> _EXTRAIT DU TEXTE_

Le ministère le martèle : 60 % des étudiants de première année de licence ne passent pas en deuxième année. Tel est le fait qui justifie selon lui que l’on mette l’université au régime sélectif car c’est son caractère ouvert, l’absence de sélection, qui expliquerait ce taux. Mais est-ce si clair ? Le ministère semble, ici encore, faire un usage bien sélectif, et toujours décontextualisé, des chiffres. Tout d’abord, on observe un taux similaire de 60 % d’échec pour les étudiants dans les écoles supérieures spécialisées de l’enseignement supérieur, que sont les écoles de commerce, les écoles d’art, les écoles d’ingénieurs, etc., accessibles directement après le baccalauréat, et toutes sélectives. Plus encore, peut-être, en classe préparatoire aux grandes écoles littéraires, le taux d’abandon à l’issue de la première année dépasse les 40 %. Pour autant, leur public est fortement trié scolairement et socialement, et jamais il n’a été question à leur sujet d’un « gâchis humain » comme c’est le cas pour l’abandon à l’université.

Il semble ensuite essentiel de ne pas s’arrêter aux seuls « taux » de passage en deuxième année. Par exemple, derrière le pourcentage « admirable » de 74 % de réussite en fin de première année de STS, se cache celui, moins avouable, de 50 % d’échec pour les bacheliers professionnels. Or, si ce taux reste bien plus faible que celui observé à l’université pour ces mêmes bacheliers, il n’en reste pas moins qu’il concerne un nombre bien plus important de personnes : 25 000 échecs en STS contre un peu plus de 14 000 à l’université pour 2016.

> _CONSIGNE DE L'EXERCICE_
D'après l'extrait du texte, combien d'échecs ont été comptés en STS pour 2016 ?

> _LISTE DES DONNÉES_

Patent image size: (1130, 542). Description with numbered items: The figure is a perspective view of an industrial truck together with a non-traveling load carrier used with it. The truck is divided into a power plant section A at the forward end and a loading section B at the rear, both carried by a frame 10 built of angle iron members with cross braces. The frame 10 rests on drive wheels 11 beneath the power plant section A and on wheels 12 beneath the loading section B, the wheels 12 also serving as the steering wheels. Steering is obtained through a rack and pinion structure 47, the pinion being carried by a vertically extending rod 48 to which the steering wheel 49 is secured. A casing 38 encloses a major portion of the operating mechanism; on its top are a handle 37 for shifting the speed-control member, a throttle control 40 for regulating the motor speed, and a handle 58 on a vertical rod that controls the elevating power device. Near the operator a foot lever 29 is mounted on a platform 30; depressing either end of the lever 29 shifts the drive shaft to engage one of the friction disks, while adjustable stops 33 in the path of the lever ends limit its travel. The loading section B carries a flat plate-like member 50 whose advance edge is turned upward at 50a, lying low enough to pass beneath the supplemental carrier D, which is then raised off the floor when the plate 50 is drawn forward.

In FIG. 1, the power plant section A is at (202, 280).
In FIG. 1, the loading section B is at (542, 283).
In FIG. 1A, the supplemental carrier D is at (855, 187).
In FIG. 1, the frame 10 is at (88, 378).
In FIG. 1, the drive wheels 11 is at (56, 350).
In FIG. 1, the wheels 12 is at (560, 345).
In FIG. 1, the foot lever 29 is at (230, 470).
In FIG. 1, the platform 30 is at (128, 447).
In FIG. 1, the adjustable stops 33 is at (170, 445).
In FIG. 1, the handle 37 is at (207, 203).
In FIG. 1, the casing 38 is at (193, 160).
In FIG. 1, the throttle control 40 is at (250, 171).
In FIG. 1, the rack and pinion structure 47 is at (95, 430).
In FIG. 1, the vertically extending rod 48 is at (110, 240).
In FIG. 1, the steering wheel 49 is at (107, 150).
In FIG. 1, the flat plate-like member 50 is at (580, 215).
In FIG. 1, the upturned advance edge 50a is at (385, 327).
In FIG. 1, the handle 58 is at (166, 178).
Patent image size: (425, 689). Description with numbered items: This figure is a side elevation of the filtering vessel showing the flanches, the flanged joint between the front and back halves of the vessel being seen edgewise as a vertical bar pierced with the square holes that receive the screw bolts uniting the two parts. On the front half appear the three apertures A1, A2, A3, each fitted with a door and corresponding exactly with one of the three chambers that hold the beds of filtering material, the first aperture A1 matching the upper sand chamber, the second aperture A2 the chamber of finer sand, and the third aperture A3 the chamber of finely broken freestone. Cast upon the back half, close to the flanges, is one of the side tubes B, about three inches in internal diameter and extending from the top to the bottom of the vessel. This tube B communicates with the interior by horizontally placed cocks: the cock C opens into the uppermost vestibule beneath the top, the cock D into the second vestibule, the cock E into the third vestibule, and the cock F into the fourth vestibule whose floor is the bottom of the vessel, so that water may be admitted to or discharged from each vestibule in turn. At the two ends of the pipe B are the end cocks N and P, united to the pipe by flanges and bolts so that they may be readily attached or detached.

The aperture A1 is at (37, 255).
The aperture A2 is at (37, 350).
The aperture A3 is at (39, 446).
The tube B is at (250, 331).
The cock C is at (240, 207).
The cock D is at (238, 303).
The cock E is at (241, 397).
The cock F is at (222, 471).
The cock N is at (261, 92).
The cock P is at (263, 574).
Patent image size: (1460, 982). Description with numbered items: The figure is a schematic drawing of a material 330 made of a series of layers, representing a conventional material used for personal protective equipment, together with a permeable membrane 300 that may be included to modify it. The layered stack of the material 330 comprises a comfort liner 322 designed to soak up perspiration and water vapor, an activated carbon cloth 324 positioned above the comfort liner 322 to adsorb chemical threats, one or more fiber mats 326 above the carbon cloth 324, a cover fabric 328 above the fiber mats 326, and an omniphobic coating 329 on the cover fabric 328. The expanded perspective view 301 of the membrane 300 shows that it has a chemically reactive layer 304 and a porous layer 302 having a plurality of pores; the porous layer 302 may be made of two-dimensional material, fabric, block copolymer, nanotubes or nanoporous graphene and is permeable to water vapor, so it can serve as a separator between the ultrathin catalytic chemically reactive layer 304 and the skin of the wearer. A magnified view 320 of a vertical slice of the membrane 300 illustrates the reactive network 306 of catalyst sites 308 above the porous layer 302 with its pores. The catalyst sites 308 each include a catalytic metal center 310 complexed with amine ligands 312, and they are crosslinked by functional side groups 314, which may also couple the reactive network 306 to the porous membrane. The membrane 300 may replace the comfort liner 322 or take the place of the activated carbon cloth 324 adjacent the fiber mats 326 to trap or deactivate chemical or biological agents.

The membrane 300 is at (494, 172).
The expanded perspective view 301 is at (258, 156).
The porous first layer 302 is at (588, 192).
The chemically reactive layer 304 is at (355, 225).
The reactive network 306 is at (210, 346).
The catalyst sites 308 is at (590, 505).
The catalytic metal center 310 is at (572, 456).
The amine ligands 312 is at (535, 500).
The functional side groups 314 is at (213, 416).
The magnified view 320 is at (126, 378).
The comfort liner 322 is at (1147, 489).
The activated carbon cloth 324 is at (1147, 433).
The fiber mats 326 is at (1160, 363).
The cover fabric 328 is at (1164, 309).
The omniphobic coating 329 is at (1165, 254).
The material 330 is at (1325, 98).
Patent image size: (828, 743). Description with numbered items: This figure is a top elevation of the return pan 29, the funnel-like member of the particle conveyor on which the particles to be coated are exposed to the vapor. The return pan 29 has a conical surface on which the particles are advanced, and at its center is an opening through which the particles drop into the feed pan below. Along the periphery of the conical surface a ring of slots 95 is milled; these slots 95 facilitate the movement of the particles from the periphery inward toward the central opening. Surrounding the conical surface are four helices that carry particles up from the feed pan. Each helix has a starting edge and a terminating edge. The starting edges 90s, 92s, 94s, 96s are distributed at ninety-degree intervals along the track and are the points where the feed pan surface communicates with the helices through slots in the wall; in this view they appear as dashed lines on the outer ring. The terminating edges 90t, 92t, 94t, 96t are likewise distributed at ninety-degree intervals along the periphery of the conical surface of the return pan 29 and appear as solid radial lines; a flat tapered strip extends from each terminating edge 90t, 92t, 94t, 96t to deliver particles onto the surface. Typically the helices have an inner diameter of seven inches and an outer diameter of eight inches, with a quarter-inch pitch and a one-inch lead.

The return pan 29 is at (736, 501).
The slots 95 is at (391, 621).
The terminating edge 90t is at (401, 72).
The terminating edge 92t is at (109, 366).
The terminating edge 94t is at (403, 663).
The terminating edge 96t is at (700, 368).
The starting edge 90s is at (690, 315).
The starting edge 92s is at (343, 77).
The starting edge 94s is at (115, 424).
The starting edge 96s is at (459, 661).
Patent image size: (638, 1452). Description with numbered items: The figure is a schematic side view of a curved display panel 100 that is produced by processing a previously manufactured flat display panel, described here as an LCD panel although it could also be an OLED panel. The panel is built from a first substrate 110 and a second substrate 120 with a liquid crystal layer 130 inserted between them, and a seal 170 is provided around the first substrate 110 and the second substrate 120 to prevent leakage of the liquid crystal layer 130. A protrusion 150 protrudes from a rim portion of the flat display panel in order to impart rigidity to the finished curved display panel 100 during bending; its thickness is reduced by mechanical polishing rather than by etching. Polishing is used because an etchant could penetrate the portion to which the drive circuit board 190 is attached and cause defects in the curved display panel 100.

> _RÉPONSE ATTENDUE_
25 000 échecs.